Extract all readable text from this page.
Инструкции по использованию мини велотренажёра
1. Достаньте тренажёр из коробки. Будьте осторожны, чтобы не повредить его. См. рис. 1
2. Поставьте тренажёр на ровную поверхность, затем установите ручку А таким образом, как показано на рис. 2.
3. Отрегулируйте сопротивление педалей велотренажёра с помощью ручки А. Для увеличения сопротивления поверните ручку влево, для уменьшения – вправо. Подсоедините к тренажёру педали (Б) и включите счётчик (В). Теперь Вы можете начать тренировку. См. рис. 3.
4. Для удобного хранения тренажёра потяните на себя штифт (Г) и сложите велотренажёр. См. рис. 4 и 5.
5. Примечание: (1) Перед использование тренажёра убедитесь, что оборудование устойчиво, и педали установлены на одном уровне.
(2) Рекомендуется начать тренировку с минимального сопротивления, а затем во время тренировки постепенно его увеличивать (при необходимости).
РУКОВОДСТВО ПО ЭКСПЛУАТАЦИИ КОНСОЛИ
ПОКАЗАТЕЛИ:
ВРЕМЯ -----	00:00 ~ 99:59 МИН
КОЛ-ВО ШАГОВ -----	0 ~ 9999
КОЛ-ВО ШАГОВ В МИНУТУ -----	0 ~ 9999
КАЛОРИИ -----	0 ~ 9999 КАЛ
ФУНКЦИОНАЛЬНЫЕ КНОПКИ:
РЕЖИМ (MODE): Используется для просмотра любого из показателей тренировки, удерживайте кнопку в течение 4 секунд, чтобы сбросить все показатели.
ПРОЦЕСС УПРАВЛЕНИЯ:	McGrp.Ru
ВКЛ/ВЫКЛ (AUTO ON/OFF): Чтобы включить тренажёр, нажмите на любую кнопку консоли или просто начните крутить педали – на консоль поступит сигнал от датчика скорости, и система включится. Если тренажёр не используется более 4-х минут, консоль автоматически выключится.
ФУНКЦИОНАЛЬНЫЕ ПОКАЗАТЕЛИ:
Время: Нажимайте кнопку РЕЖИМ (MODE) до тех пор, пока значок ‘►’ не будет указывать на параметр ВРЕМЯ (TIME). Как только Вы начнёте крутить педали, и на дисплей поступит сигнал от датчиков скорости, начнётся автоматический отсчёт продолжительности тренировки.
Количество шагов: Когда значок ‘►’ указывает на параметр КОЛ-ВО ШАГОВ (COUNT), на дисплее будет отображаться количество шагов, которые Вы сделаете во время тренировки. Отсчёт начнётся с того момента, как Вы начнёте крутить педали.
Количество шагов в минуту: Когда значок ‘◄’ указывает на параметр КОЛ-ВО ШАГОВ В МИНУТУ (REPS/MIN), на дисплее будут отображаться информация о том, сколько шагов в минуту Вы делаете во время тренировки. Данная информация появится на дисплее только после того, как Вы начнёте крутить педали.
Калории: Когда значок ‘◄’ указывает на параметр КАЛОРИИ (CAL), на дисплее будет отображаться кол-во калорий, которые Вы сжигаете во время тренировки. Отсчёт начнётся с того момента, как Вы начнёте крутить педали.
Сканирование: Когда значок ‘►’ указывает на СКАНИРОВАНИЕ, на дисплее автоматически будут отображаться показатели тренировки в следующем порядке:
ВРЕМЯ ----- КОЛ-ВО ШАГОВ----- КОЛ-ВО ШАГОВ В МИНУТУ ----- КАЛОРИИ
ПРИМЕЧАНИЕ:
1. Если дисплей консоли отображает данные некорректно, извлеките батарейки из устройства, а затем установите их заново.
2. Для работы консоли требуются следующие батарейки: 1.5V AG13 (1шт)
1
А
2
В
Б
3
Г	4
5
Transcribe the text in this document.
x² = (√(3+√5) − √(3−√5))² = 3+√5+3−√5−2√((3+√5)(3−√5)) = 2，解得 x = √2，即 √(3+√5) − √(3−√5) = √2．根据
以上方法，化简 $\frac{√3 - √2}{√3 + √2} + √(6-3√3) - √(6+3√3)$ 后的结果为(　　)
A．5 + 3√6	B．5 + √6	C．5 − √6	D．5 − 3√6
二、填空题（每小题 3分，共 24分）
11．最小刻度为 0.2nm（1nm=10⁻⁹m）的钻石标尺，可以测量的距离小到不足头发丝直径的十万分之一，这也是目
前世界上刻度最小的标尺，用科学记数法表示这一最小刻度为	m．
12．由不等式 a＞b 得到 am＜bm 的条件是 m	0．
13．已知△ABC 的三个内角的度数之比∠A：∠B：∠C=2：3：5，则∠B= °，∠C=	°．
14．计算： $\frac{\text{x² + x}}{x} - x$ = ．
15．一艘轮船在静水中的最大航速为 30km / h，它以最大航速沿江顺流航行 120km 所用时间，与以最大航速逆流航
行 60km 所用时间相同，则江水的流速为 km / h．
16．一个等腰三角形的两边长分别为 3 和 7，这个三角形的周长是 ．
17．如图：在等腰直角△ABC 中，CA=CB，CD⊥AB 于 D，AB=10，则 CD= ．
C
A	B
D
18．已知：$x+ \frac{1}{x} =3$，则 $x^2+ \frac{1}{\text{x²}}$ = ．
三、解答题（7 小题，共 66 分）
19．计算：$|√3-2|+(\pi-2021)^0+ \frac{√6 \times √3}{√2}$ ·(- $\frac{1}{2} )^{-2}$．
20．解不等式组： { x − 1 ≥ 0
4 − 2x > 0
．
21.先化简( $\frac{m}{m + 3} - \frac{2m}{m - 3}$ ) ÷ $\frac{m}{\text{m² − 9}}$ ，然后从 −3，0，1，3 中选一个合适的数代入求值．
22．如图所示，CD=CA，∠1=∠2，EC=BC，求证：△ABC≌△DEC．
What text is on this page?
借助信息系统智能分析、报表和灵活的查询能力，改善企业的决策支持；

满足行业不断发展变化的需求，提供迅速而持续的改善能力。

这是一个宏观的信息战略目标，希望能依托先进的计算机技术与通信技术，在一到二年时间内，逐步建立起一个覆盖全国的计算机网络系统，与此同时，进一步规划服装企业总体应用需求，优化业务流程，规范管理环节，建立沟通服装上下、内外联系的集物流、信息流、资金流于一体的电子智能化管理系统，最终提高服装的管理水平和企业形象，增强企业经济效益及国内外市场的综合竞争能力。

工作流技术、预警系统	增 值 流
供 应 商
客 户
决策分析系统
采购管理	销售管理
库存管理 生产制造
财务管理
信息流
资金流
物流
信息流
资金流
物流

| Brief |
Output the records verbatim, from the first line to the last.

| Response |
Extract all readable text from this page.
Инструкции по использованию мини велотренажёра
1. Достаньте тренажёр из коробки. Будьте осторожны, чтобы не повредить его. См. рис. 1
2. Поставьте тренажёр на ровную поверхность, затем установите ручку А таким образом, как показано на рис. 2.
3. Отрегулируйте сопротивление педалей велотренажёра с помощью ручки А. Для увеличения сопротивления поверните ручку влево, для уменьшения – вправо. Подсоедините к тренажёру педали (Б) и включите счётчик (В). Теперь Вы можете начать тренировку. См. рис. 3.
4. Для удобного хранения тренажёра потяните на себя штифт (Г) и сложите велотренажёр. См. рис. 4 и 5.
5. Примечание: (1) Перед использование тренажёра убедитесь, что оборудование устойчиво, и педали установлены на одном уровне.
(2) Рекомендуется начать тренировку с минимального сопротивления, а затем во время тренировки постепенно его увеличивать (при необходимости).
РУКОВОДСТВО ПО ЭКСПЛУАТАЦИИ КОНСОЛИ
ПОКАЗАТЕЛИ:
ВРЕМЯ -----	00:00 ~ 99:59 МИН
КОЛ-ВО ШАГОВ -----	0 ~ 9999
КОЛ-ВО ШАГОВ В МИНУТУ -----	0 ~ 9999
КАЛОРИИ -----	0 ~ 9999 КАЛ
ФУНКЦИОНАЛЬНЫЕ КНОПКИ:
РЕЖИМ (MODE): Используется для просмотра любого из показателей тренировки, удерживайте кнопку в течение 4 секунд, чтобы сбросить все показатели.
ПРОЦЕСС УПРАВЛЕНИЯ:	McGrp.Ru
ВКЛ/ВЫКЛ (AUTO ON/OFF): Чтобы включить тренажёр, нажмите на любую кнопку консоли или просто начните крутить педали – на консоль поступит сигнал от датчика скорости, и система включится. Если тренажёр не используется более 4-х минут, консоль автоматически выключится.
ФУНКЦИОНАЛЬНЫЕ ПОКАЗАТЕЛИ:
Время: Нажимайте кнопку РЕЖИМ (MODE) до тех пор, пока значок ‘►’ не будет указывать на параметр ВРЕМЯ (TIME). Как только Вы начнёте крутить педали, и на дисплей поступит сигнал от датчиков скорости, начнётся автоматический отсчёт продолжительности тренировки.
Количество шагов: Когда значок ‘►’ указывает на параметр КОЛ-ВО ШАГОВ (COUNT), на дисплее будет отображаться количество шагов, которые Вы сделаете во время тренировки. Отсчёт начнётся с того момента, как Вы начнёте крутить педали.
Количество шагов в минуту: Когда значок ‘◄’ указывает на параметр КОЛ-ВО ШАГОВ В МИНУТУ (REPS/MIN), на дисплее будут отображаться информация о том, сколько шагов в минуту Вы делаете во время тренировки. Данная информация появится на дисплее только после того, как Вы начнёте крутить педали.
Калории: Когда значок ‘◄’ указывает на параметр КАЛОРИИ (CAL), на дисплее будет отображаться кол-во калорий, которые Вы сжигаете во время тренировки. Отсчёт начнётся с того момента, как Вы начнёте крутить педали.
Сканирование: Когда значок ‘►’ указывает на СКАНИРОВАНИЕ, на дисплее автоматически будут отображаться показатели тренировки в следующем порядке:
ВРЕМЯ ----- КОЛ-ВО ШАГОВ----- КОЛ-ВО ШАГОВ В МИНУТУ ----- КАЛОРИИ
ПРИМЕЧАНИЕ:
1. Если дисплей консоли отображает данные некорректно, извлеките батарейки из устройства, а затем установите их заново.
2. Для работы консоли требуются следующие батарейки: 1.5V AG13 (1шт)
1
А
2
В
Б
3
Г	4
5
Transcribe the text in this document.
x² = (√(3+√5) − √(3−√5))² = 3+√5+3−√5−2√((3+√5)(3−√5)) = 2，解得 x = √2，即 √(3+√5) − √(3−√5) = √2．根据
以上方法，化简 $\frac{√3 - √2}{√3 + √2} + √(6-3√3) - √(6+3√3)$ 后的结果为(　　)
A．5 + 3√6	B．5 + √6	C．5 − √6	D．5 − 3√6
二、填空题（每小题 3分，共 24分）
11．最小刻度为 0.2nm（1nm=10⁻⁹m）的钻石标尺，可以测量的距离小到不足头发丝直径的十万分之一，这也是目
前世界上刻度最小的标尺，用科学记数法表示这一最小刻度为	m．
12．由不等式 a＞b 得到 am＜bm 的条件是 m	0．
13．已知△ABC 的三个内角的度数之比∠A：∠B：∠C=2：3：5，则∠B= °，∠C=	°．
14．计算： $\frac{\text{x² + x}}{x} - x$ = ．
15．一艘轮船在静水中的最大航速为 30km / h，它以最大航速沿江顺流航行 120km 所用时间，与以最大航速逆流航
行 60km 所用时间相同，则江水的流速为 km / h．
16．一个等腰三角形的两边长分别为 3 和 7，这个三角形的周长是 ．
17．如图：在等腰直角△ABC 中，CA=CB，CD⊥AB 于 D，AB=10，则 CD= ．
C
A	B
D
18．已知：$x+ \frac{1}{x} =3$，则 $x^2+ \frac{1}{\text{x²}}$ = ．
三、解答题（7 小题，共 66 分）
19．计算：$|√3-2|+(\pi-2021)^0+ \frac{√6 \times √3}{√2}$ ·(- $\frac{1}{2} )^{-2}$．
20．解不等式组： { x − 1 ≥ 0
4 − 2x > 0
．
21.先化简( $\frac{m}{m + 3} - \frac{2m}{m - 3}$ ) ÷ $\frac{m}{\text{m² − 9}}$ ，然后从 −3，0，1，3 中选一个合适的数代入求值．
22．如图所示，CD=CA，∠1=∠2，EC=BC，求证：△ABC≌△DEC．
What text is on this page?
借助信息系统智能分析、报表和灵活的查询能力，改善企业的决策支持；

满足行业不断发展变化的需求，提供迅速而持续的改善能力。

这是一个宏观的信息战略目标，希望能依托先进的计算机技术与通信技术，在一到二年时间内，逐步建立起一个覆盖全国的计算机网络系统，与此同时，进一步规划服装企业总体应用需求，优化业务流程，规范管理环节，建立沟通服装上下、内外联系的集物流、信息流、资金流于一体的电子智能化管理系统，最终提高服装的管理水平和企业形象，增强企业经济效益及国内外市场的综合竞争能力。

工作流技术、预警系统	增 值 流
供 应 商
客 户
决策分析系统
采购管理	销售管理
库存管理 生产制造
财务管理
信息流
资金流
物流
信息流
资金流
物流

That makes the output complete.